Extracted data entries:
= = =
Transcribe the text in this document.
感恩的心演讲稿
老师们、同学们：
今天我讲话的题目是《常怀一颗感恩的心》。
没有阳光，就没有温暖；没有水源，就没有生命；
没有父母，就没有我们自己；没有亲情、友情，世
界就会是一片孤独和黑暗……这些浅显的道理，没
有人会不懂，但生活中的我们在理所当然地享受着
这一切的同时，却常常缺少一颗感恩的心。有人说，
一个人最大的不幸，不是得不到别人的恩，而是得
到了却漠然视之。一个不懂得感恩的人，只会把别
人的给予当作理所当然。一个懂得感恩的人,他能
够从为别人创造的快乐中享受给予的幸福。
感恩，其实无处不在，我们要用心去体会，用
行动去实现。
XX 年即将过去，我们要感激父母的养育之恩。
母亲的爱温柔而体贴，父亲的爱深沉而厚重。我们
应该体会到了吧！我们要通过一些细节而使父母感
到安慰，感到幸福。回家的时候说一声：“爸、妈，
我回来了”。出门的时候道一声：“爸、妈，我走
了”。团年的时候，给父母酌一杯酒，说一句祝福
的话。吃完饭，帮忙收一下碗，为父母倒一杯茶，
= = =
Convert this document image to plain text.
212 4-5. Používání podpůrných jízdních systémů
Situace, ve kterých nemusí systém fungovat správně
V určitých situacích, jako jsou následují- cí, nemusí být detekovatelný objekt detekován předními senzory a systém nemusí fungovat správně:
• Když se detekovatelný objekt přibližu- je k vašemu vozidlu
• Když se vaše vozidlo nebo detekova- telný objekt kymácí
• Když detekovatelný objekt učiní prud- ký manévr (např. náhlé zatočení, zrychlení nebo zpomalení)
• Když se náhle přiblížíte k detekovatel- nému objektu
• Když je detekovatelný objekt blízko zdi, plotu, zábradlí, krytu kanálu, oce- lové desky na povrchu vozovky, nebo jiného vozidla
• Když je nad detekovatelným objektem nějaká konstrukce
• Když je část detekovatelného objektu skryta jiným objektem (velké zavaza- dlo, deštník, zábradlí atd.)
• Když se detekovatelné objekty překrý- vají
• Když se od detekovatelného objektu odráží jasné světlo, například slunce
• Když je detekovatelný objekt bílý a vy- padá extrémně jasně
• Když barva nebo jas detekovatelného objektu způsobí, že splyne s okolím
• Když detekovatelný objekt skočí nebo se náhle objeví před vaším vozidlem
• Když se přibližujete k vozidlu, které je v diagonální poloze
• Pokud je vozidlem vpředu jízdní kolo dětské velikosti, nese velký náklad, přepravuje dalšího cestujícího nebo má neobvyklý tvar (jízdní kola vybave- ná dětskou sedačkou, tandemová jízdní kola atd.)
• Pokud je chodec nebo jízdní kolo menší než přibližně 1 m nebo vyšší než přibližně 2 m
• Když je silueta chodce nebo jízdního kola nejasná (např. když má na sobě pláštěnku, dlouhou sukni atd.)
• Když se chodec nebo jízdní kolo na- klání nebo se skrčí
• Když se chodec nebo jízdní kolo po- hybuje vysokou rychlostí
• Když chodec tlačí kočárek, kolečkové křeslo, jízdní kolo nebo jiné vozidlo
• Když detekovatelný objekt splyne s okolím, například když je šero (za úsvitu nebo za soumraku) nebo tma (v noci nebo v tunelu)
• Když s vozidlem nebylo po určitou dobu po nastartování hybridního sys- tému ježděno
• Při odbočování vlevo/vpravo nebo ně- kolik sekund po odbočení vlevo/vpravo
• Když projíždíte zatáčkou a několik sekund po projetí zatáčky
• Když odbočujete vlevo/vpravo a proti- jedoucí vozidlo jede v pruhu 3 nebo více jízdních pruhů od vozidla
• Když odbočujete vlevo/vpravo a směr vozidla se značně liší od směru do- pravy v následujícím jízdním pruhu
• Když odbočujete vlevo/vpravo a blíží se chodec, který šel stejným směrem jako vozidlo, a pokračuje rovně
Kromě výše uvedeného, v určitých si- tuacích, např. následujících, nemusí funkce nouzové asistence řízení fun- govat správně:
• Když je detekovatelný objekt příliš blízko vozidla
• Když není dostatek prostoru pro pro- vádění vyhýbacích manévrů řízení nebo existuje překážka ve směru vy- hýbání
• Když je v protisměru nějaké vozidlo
= = =
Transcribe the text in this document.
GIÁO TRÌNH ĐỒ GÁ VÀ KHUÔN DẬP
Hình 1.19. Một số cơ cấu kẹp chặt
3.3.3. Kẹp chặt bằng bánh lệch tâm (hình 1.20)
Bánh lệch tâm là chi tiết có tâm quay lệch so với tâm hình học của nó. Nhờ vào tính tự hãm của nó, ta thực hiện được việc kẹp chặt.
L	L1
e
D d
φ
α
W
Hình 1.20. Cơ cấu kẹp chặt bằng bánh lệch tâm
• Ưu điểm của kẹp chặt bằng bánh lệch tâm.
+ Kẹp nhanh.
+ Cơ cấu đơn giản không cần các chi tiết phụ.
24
= = =
Objective -
From the entries, report each line that includes the word "vlevo".

Correct output -
• Při odbočování vlevo/vpravo nebo ně- kolik sekund po odbočení vlevo/vpravo
• Když odbočujete vlevo/vpravo a proti- jedoucí vozidlo jede v pruhu 3 nebo více jízdních pruhů od vozidla
• Když odbočujete vlevo/vpravo a směr vozidla se značně liší od směru do- pravy v následujícím jízdním pruhu
• Když odbočujete vlevo/vpravo a blíží se chodec, který šel stejným směrem jako vozidlo, a pokračuje rovně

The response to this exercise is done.